### Exercise prompt
In the entries, find all lines that hold the word "name" and copy them.

════════════════

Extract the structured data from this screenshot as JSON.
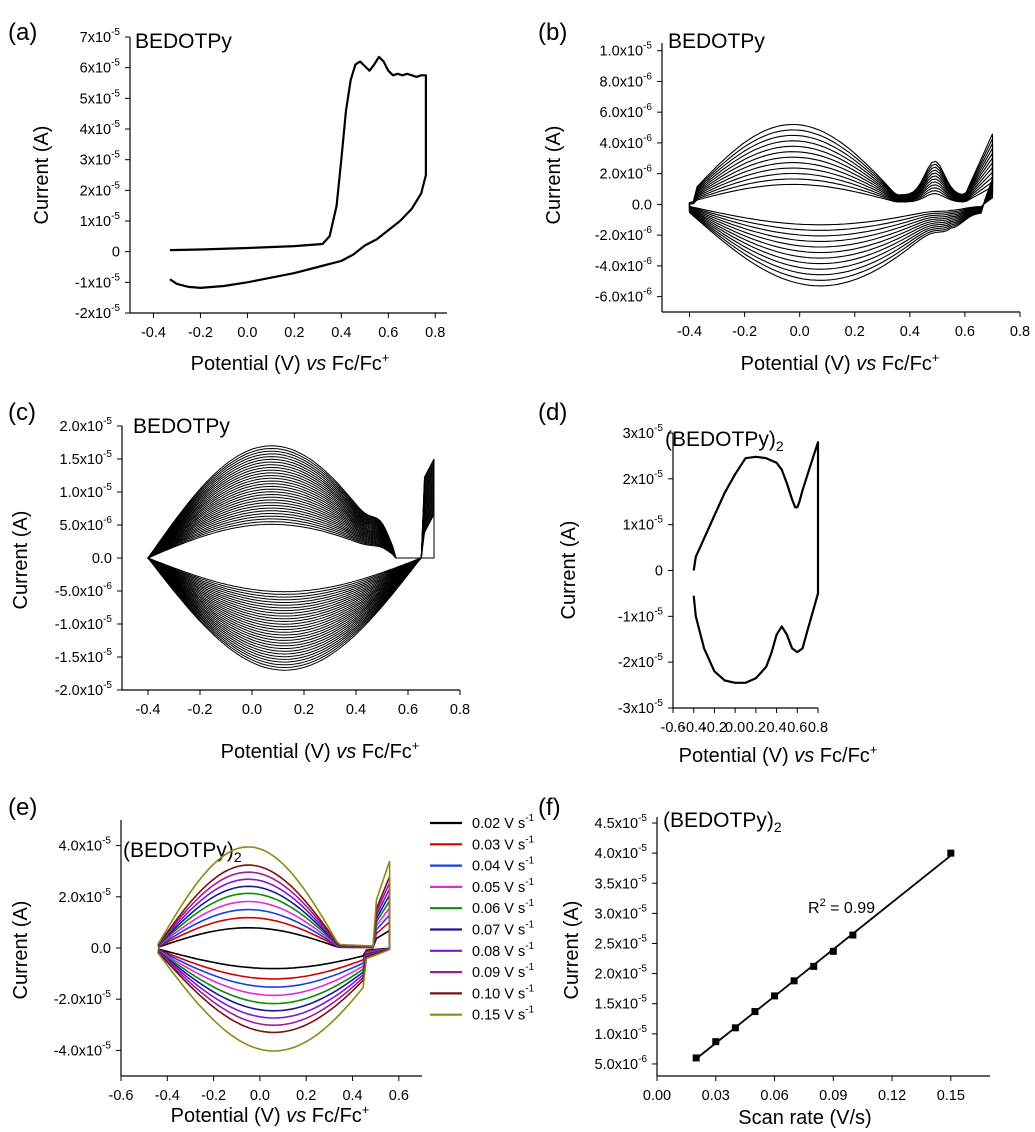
{
  "figure": {
    "panels": [
      {
        "panel_label": "(a)",
        "label_text": "BEDOTPy",
        "label_sub": "",
        "xlabel_prefix": "Potential (V) ",
        "xlabel_italic": "vs",
        "xlabel_suffix": " Fc/Fc",
        "xlabel_sup": "+",
        "ylabel": "Current (A)",
        "xticks": [
          "-0.4",
          "-0.2",
          "0.0",
          "0.2",
          "0.4",
          "0.6",
          "0.8"
        ],
        "yticks": [
          {
            "m": "-2x10",
            "e": "-5"
          },
          {
            "m": "-1x10",
            "e": "-5"
          },
          {
            "m": "0",
            "e": ""
          },
          {
            "m": "1x10",
            "e": "-5"
          },
          {
            "m": "2x10",
            "e": "-5"
          },
          {
            "m": "3x10",
            "e": "-5"
          },
          {
            "m": "4x10",
            "e": "-5"
          },
          {
            "m": "5x10",
            "e": "-5"
          },
          {
            "m": "6x10",
            "e": "-5"
          },
          {
            "m": "7x10",
            "e": "-5"
          }
        ]
      },
      {
        "panel_label": "(b)",
        "label_text": "BEDOTPy",
        "label_sub": "",
        "xlabel_prefix": "Potential (V) ",
        "xlabel_italic": "vs",
        "xlabel_suffix": " Fc/Fc",
        "xlabel_sup": "+",
        "ylabel": "Current (A)",
        "xticks": [
          "-0.4",
          "-0.2",
          "0.0",
          "0.2",
          "0.4",
          "0.6",
          "0.8"
        ],
        "yticks": [
          {
            "m": "-6.0x10",
            "e": "-6"
          },
          {
            "m": "-4.0x10",
            "e": "-6"
          },
          {
            "m": "-2.0x10",
            "e": "-6"
          },
          {
            "m": "0.0",
            "e": ""
          },
          {
            "m": "2.0x10",
            "e": "-6"
          },
          {
            "m": "4.0x10",
            "e": "-6"
          },
          {
            "m": "6.0x10",
            "e": "-6"
          },
          {
            "m": "8.0x10",
            "e": "-6"
          },
          {
            "m": "1.0x10",
            "e": "-5"
          }
        ]
      },
      {
        "panel_label": "(c)",
        "label_text": "BEDOTPy",
        "label_sub": "",
        "xlabel_prefix": "Potential (V) ",
        "xlabel_italic": "vs",
        "xlabel_suffix": " Fc/Fc",
        "xlabel_sup": "+",
        "ylabel": "Current (A)",
        "xticks": [
          "-0.4",
          "-0.2",
          "0.0",
          "0.2",
          "0.4",
          "0.6",
          "0.8"
        ],
        "yticks": [
          {
            "m": "-2.0x10",
            "e": "-5"
          },
          {
            "m": "-1.5x10",
            "e": "-5"
          },
          {
            "m": "-1.0x10",
            "e": "-5"
          },
          {
            "m": "-5.0x10",
            "e": "-6"
          },
          {
            "m": "0.0",
            "e": ""
          },
          {
            "m": "5.0x10",
            "e": "-6"
          },
          {
            "m": "1.0x10",
            "e": "-5"
          },
          {
            "m": "1.5x10",
            "e": "-5"
          },
          {
            "m": "2.0x10",
            "e": "-5"
          }
        ]
      },
      {
        "panel_label": "(d)",
        "label_text": "(BEDOTPy)",
        "label_sub": "2",
        "xlabel_prefix": "Potential (V) ",
        "xlabel_italic": "vs",
        "xlabel_suffix": " Fc/Fc",
        "xlabel_sup": "+",
        "ylabel": "Current (A)",
        "xticks": [
          "-0.6",
          "-0.4",
          "-0.2",
          "0.0",
          "0.2",
          "0.4",
          "0.6",
          "0.8"
        ],
        "yticks": [
          {
            "m": "-3x10",
            "e": "-5"
          },
          {
            "m": "-2x10",
            "e": "-5"
          },
          {
            "m": "-1x10",
            "e": "-5"
          },
          {
            "m": "0",
            "e": ""
          },
          {
            "m": "1x10",
            "e": "-5"
          },
          {
            "m": "2x10",
            "e": "-5"
          },
          {
            "m": "3x10",
            "e": "-5"
          }
        ]
      },
      {
        "panel_label": "(e)",
        "label_text": "(BEDOTPy)",
        "label_sub": "2",
        "xlabel_prefix": "Potential (V) ",
        "xlabel_italic": "vs",
        "xlabel_suffix": " Fc/Fc",
        "xlabel_sup": "+",
        "ylabel": "Current (A)",
        "xticks": [
          "-0.6",
          "-0.4",
          "-0.2",
          "0.0",
          "0.2",
          "0.4",
          "0.6"
        ],
        "yticks": [
          {
            "m": "-4.0x10",
            "e": "-5"
          },
          {
            "m": "-2.0x10",
            "e": "-5"
          },
          {
            "m": "0.0",
            "e": ""
          },
          {
            "m": "2.0x10",
            "e": "-5"
          },
          {
            "m": "4.0x10",
            "e": "-5"
          }
        ],
        "legend": [
          {
            "v": "0.02 V s",
            "e": "-1"
          },
          {
            "v": "0.03 V s",
            "e": "-1"
          },
          {
            "v": "0.04 V s",
            "e": "-1"
          },
          {
            "v": "0.05 V s",
            "e": "-1"
          },
          {
            "v": "0.06 V s",
            "e": "-1"
          },
          {
            "v": "0.07 V s",
            "e": "-1"
          },
          {
            "v": "0.08 V s",
            "e": "-1"
          },
          {
            "v": "0.09 V s",
            "e": "-1"
          },
          {
            "v": "0.10 V s",
            "e": "-1"
          },
          {
            "v": "0.15 V s",
            "e": "-1"
          }
        ]
      },
      {
        "panel_label": "(f)",
        "label_text": "(BEDOTPy)",
        "label_sub": "2",
        "xlabel_prefix": "Scan rate (V/s)",
        "xlabel_italic": "",
        "xlabel_suffix": "",
        "xlabel_sup": "",
        "ylabel": "Current (A)",
        "xticks": [
          "0.00",
          "0.03",
          "0.06",
          "0.09",
          "0.12",
          "0.15"
        ],
        "yticks": [
          {
            "m": "5.0x10",
            "e": "-6"
          },
          {
            "m": "1.0x10",
            "e": "-5"
          },
          {
            "m": "1.5x10",
            "e": "-5"
          },
          {
            "m": "2.0x10",
            "e": "-5"
          },
          {
            "m": "2.5x10",
            "e": "-5"
          },
          {
            "m": "3.0x10",
            "e": "-5"
          },
          {
            "m": "3.5x10",
            "e": "-5"
          },
          {
            "m": "4.0x10",
            "e": "-5"
          },
          {
            "m": "4.5x10",
            "e": "-5"
          }
        ],
        "annotation": {
          "r": "R",
          "sup": "2",
          "rest": " = 0.99"
        }
      }
    ]
  },
  "chart_data": [
    {
      "panel": "(a)",
      "type": "line",
      "xlabel": "Potential (V) vs Fc/Fc+",
      "ylabel": "Current (A)",
      "xlim": [
        -0.5,
        0.85
      ],
      "ylim": [
        -2e-05,
        7e-05
      ],
      "series": [
        {
          "x": [
            -0.33,
            -0.2,
            0,
            0.2,
            0.32,
            0.35,
            0.38,
            0.4,
            0.42,
            0.44,
            0.46,
            0.48,
            0.5,
            0.52,
            0.54,
            0.56,
            0.58,
            0.6,
            0.62,
            0.64,
            0.66,
            0.68,
            0.7,
            0.72,
            0.74,
            0.76,
            0.76,
            0.74,
            0.7,
            0.65,
            0.6,
            0.55,
            0.5,
            0.45,
            0.4,
            0.35,
            0.3,
            0.2,
            0.1,
            0.0,
            -0.1,
            -0.2,
            -0.25,
            -0.3,
            -0.33
          ],
          "y": [
            5e-07,
            7e-07,
            1.2e-06,
            1.8e-06,
            2.5e-06,
            5e-06,
            1.5e-05,
            3e-05,
            4.6e-05,
            5.6e-05,
            6.1e-05,
            6.2e-05,
            6.05e-05,
            5.9e-05,
            6.1e-05,
            6.35e-05,
            6.2e-05,
            5.9e-05,
            5.75e-05,
            5.8e-05,
            5.75e-05,
            5.8e-05,
            5.75e-05,
            5.7e-05,
            5.75e-05,
            5.75e-05,
            2.5e-05,
            1.9e-05,
            1.4e-05,
            1e-05,
            7e-06,
            4e-06,
            2e-06,
            -1e-06,
            -3e-06,
            -4e-06,
            -5e-06,
            -7e-06,
            -8.5e-06,
            -1e-05,
            -1.12e-05,
            -1.18e-05,
            -1.15e-05,
            -1.05e-05,
            -9e-06
          ]
        }
      ]
    },
    {
      "panel": "(b)",
      "type": "line",
      "xlabel": "Potential (V) vs Fc/Fc+",
      "ylabel": "Current (A)",
      "xlim": [
        -0.5,
        0.8
      ],
      "ylim": [
        -7e-06,
        1.05e-05
      ],
      "series_count": 12,
      "envelope": {
        "upper_max": 5.2e-06,
        "lower_min": -5.3e-06,
        "anodic_peak_V": 0.49,
        "turn_V": [
          -0.4,
          0.7
        ]
      }
    },
    {
      "panel": "(c)",
      "type": "line",
      "xlabel": "Potential (V) vs Fc/Fc+",
      "ylabel": "Current (A)",
      "xlim": [
        -0.5,
        0.8
      ],
      "ylim": [
        -2e-05,
        2e-05
      ],
      "series_count": 30,
      "envelope": {
        "upper_max": 1.7e-05,
        "lower_min": -1.7e-05,
        "anodic_peak_V": 0.5,
        "turn_V": [
          -0.4,
          0.7
        ]
      }
    },
    {
      "panel": "(d)",
      "type": "line",
      "xlabel": "Potential (V) vs Fc/Fc+",
      "ylabel": "Current (A)",
      "xlim": [
        -0.6,
        0.8
      ],
      "ylim": [
        -3e-05,
        3e-05
      ],
      "series": [
        {
          "x": [
            -0.4,
            -0.38,
            -0.3,
            -0.2,
            -0.1,
            0.0,
            0.1,
            0.2,
            0.3,
            0.4,
            0.45,
            0.5,
            0.55,
            0.58,
            0.6,
            0.62,
            0.65,
            0.7,
            0.75,
            0.8,
            0.8,
            0.75,
            0.7,
            0.65,
            0.6,
            0.55,
            0.5,
            0.45,
            0.4,
            0.35,
            0.3,
            0.2,
            0.1,
            0.0,
            -0.1,
            -0.2,
            -0.3,
            -0.38,
            -0.4
          ],
          "y": [
            0.0,
            3e-06,
            7e-06,
            1.2e-05,
            1.7e-05,
            2.1e-05,
            2.45e-05,
            2.48e-05,
            2.45e-05,
            2.35e-05,
            2.2e-05,
            1.9e-05,
            1.55e-05,
            1.38e-05,
            1.38e-05,
            1.5e-05,
            1.75e-05,
            2.1e-05,
            2.45e-05,
            2.8e-05,
            -5e-06,
            -9e-06,
            -1.3e-05,
            -1.7e-05,
            -1.78e-05,
            -1.7e-05,
            -1.4e-05,
            -1.22e-05,
            -1.4e-05,
            -1.8e-05,
            -2.1e-05,
            -2.35e-05,
            -2.45e-05,
            -2.45e-05,
            -2.4e-05,
            -2.2e-05,
            -1.7e-05,
            -1e-05,
            -5.5e-06
          ]
        }
      ]
    },
    {
      "panel": "(e)",
      "type": "line",
      "xlabel": "Potential (V) vs Fc/Fc+",
      "ylabel": "Current (A)",
      "xlim": [
        -0.6,
        0.7
      ],
      "ylim": [
        -5e-05,
        5e-05
      ],
      "legend_position": "right",
      "series": [
        {
          "name": "0.02 V s-1",
          "color": "#000000",
          "scale": 0.2
        },
        {
          "name": "0.03 V s-1",
          "color": "#d40000",
          "scale": 0.3
        },
        {
          "name": "0.04 V s-1",
          "color": "#1a3fe0",
          "scale": 0.38
        },
        {
          "name": "0.05 V s-1",
          "color": "#e02ae0",
          "scale": 0.46
        },
        {
          "name": "0.06 V s-1",
          "color": "#0a8a0a",
          "scale": 0.54
        },
        {
          "name": "0.07 V s-1",
          "color": "#1a1a90",
          "scale": 0.61
        },
        {
          "name": "0.08 V s-1",
          "color": "#7a1ad8",
          "scale": 0.68
        },
        {
          "name": "0.09 V s-1",
          "color": "#a01a9a",
          "scale": 0.75
        },
        {
          "name": "0.10 V s-1",
          "color": "#7a1010",
          "scale": 0.82
        },
        {
          "name": "0.15 V s-1",
          "color": "#8b8b14",
          "scale": 1.0
        }
      ],
      "max_current_015": 4e-05,
      "min_current_015": -3.9e-05
    },
    {
      "panel": "(f)",
      "type": "scatter",
      "xlabel": "Scan rate (V/s)",
      "ylabel": "Current (A)",
      "xlim": [
        0.0,
        0.17
      ],
      "ylim": [
        3e-06,
        4.5e-05
      ],
      "x": [
        0.02,
        0.03,
        0.04,
        0.05,
        0.06,
        0.07,
        0.08,
        0.09,
        0.1,
        0.15
      ],
      "y": [
        6e-06,
        8.7e-06,
        1.1e-05,
        1.37e-05,
        1.63e-05,
        1.88e-05,
        2.12e-05,
        2.37e-05,
        2.64e-05,
        4e-05
      ],
      "fit": {
        "type": "linear",
        "r2": 0.99
      }
    }
  ]
}
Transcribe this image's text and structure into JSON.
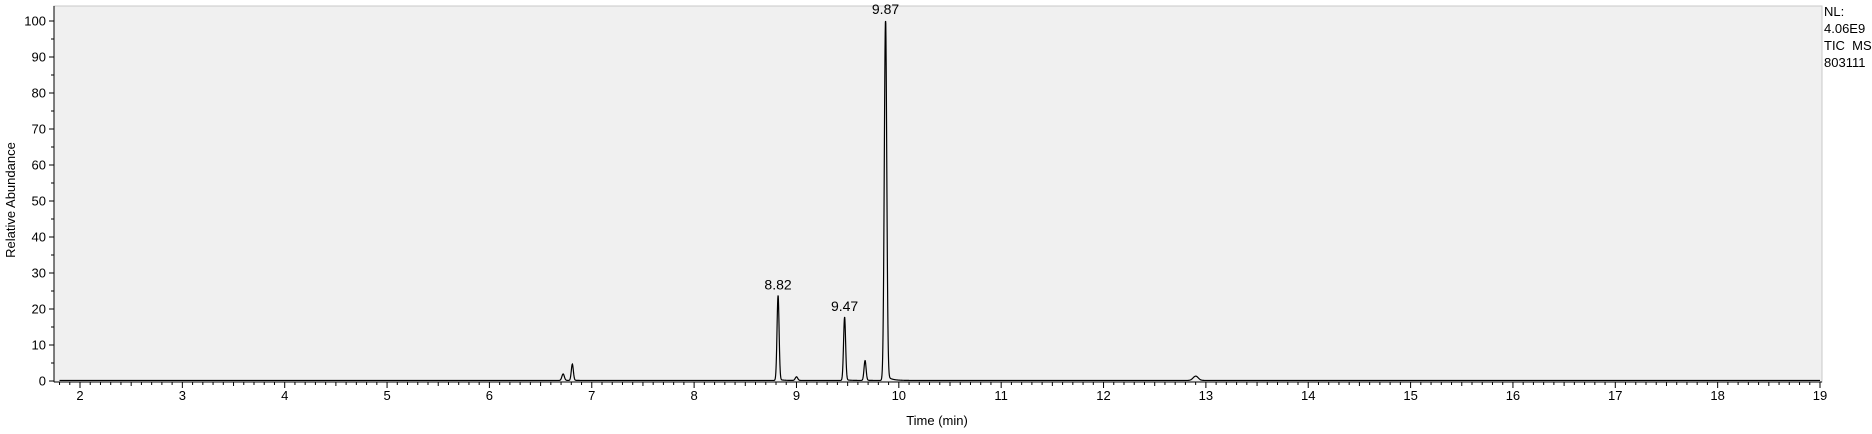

════════════════

### Exercise output
          "name": "0.02 V s-1",
          "name": "0.03 V s-1",
          "name": "0.04 V s-1",
          "name": "0.05 V s-1",
          "name": "0.06 V s-1",
          "name": "0.07 V s-1",
          "name": "0.08 V s-1",
          "name": "0.09 V s-1",
          "name": "0.10 V s-1",
          "name": "0.15 V s-1",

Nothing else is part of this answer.